§ **Material for this task**:

★ ★ ★

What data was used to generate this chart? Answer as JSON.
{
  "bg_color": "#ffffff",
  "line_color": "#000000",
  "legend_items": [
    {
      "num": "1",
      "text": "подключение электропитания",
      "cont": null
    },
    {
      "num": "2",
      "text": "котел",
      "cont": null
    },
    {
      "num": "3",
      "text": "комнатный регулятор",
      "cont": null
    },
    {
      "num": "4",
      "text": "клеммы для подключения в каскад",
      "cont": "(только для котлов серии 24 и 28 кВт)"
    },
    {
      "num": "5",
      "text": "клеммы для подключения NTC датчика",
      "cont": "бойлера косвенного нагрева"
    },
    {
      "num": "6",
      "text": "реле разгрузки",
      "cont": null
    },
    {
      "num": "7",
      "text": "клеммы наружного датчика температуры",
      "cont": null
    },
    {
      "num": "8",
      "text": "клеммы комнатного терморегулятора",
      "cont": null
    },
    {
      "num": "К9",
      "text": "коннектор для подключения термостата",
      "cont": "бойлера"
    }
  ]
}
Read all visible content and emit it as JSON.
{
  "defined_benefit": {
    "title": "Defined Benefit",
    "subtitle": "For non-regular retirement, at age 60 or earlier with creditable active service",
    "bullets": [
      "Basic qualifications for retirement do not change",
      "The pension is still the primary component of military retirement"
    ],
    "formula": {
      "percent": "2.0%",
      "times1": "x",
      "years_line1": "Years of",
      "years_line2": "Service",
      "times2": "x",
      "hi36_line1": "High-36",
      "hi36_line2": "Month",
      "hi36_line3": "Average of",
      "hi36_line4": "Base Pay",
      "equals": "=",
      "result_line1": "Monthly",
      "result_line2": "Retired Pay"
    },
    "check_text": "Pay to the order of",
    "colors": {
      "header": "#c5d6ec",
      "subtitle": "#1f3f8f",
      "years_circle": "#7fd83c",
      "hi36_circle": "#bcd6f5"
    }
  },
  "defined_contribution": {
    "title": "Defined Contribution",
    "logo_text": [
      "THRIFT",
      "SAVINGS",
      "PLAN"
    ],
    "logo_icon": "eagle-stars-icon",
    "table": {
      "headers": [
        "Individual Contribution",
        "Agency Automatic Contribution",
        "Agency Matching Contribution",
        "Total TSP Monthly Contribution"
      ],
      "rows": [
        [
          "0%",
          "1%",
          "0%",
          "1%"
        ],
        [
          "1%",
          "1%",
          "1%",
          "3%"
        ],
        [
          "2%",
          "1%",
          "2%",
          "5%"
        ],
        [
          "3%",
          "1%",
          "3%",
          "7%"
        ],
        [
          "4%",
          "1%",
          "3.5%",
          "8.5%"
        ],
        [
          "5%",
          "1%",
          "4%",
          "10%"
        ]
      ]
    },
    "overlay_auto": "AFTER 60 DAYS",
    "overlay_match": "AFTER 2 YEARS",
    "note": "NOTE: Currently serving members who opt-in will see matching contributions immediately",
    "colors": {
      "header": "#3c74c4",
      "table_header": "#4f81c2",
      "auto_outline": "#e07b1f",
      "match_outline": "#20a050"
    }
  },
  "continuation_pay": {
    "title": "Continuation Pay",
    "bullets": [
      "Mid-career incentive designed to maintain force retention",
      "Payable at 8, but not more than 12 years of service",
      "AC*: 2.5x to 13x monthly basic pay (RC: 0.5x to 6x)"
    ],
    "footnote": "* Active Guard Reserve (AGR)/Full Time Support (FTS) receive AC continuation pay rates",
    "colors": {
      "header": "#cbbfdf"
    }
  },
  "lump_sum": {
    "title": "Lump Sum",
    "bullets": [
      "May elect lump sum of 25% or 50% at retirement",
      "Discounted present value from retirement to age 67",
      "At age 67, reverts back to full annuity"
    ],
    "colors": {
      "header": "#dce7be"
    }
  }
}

★ ★ ★

§ **Job**: Extract each line of the material exactly as it stands.

§ **Exercise solution**:
What data was used to generate this chart? Answer as JSON.
{
  "bg_color": "#ffffff",
  "line_color": "#000000",
  "legend_items": [
    {
      "num": "1",
      "text": "подключение электропитания",
      "cont": null
    },
    {
      "num": "2",
      "text": "котел",
      "cont": null
    },
    {
      "num": "3",
      "text": "комнатный регулятор",
      "cont": null
    },
    {
      "num": "4",
      "text": "клеммы для подключения в каскад",
      "cont": "(только для котлов серии 24 и 28 кВт)"
    },
    {
      "num": "5",
      "text": "клеммы для подключения NTC датчика",
      "cont": "бойлера косвенного нагрева"
    },
    {
      "num": "6",
      "text": "реле разгрузки",
      "cont": null
    },
    {
      "num": "7",
      "text": "клеммы наружного датчика температуры",
      "cont": null
    },
    {
      "num": "8",
      "text": "клеммы комнатного терморегулятора",
      "cont": null
    },
    {
      "num": "К9",
      "text": "коннектор для подключения термостата",
      "cont": "бойлера"
    }
  ]
}
Read all visible content and emit it as JSON.
{
  "defined_benefit": {
    "title": "Defined Benefit",
    "subtitle": "For non-regular retirement, at age 60 or earlier with creditable active service",
    "bullets": [
      "Basic qualifications for retirement do not change",
      "The pension is still the primary component of military retirement"
    ],
    "formula": {
      "percent": "2.0%",
      "times1": "x",
      "years_line1": "Years of",
      "years_line2": "Service",
      "times2": "x",
      "hi36_line1": "High-36",
      "hi36_line2": "Month",
      "hi36_line3": "Average of",
      "hi36_line4": "Base Pay",
      "equals": "=",
      "result_line1": "Monthly",
      "result_line2": "Retired Pay"
    },
    "check_text": "Pay to the order of",
    "colors": {
      "header": "#c5d6ec",
      "subtitle": "#1f3f8f",
      "years_circle": "#7fd83c",
      "hi36_circle": "#bcd6f5"
    }
  },
  "defined_contribution": {
    "title": "Defined Contribution",
    "logo_text": [
      "THRIFT",
      "SAVINGS",
      "PLAN"
    ],
    "logo_icon": "eagle-stars-icon",
    "table": {
      "headers": [
        "Individual Contribution",
        "Agency Automatic Contribution",
        "Agency Matching Contribution",
        "Total TSP Monthly Contribution"
      ],
      "rows": [
        [
          "0%",
          "1%",
          "0%",
          "1%"
        ],
        [
          "1%",
          "1%",
          "1%",
          "3%"
        ],
        [
          "2%",
          "1%",
          "2%",
          "5%"
        ],
        [
          "3%",
          "1%",
          "3%",
          "7%"
        ],
        [
          "4%",
          "1%",
          "3.5%",
          "8.5%"
        ],
        [
          "5%",
          "1%",
          "4%",
          "10%"
        ]
      ]
    },
    "overlay_auto": "AFTER 60 DAYS",
    "overlay_match": "AFTER 2 YEARS",
    "note": "NOTE: Currently serving members who opt-in will see matching contributions immediately",
    "colors": {
      "header": "#3c74c4",
      "table_header": "#4f81c2",
      "auto_outline": "#e07b1f",
      "match_outline": "#20a050"
    }
  },
  "continuation_pay": {
    "title": "Continuation Pay",
    "bullets": [
      "Mid-career incentive designed to maintain force retention",
      "Payable at 8, but not more than 12 years of service",
      "AC*: 2.5x to 13x monthly basic pay (RC: 0.5x to 6x)"
    ],
    "footnote": "* Active Guard Reserve (AGR)/Full Time Support (FTS) receive AC continuation pay rates",
    "colors": {
      "header": "#cbbfdf"
    }
  },
  "lump_sum": {
    "title": "Lump Sum",
    "bullets": [
      "May elect lump sum of 25% or 50% at retirement",
      "Discounted present value from retirement to age 67",
      "At age 67, reverts back to full annuity"
    ],
    "colors": {
      "header": "#dce7be"
    }
  }
}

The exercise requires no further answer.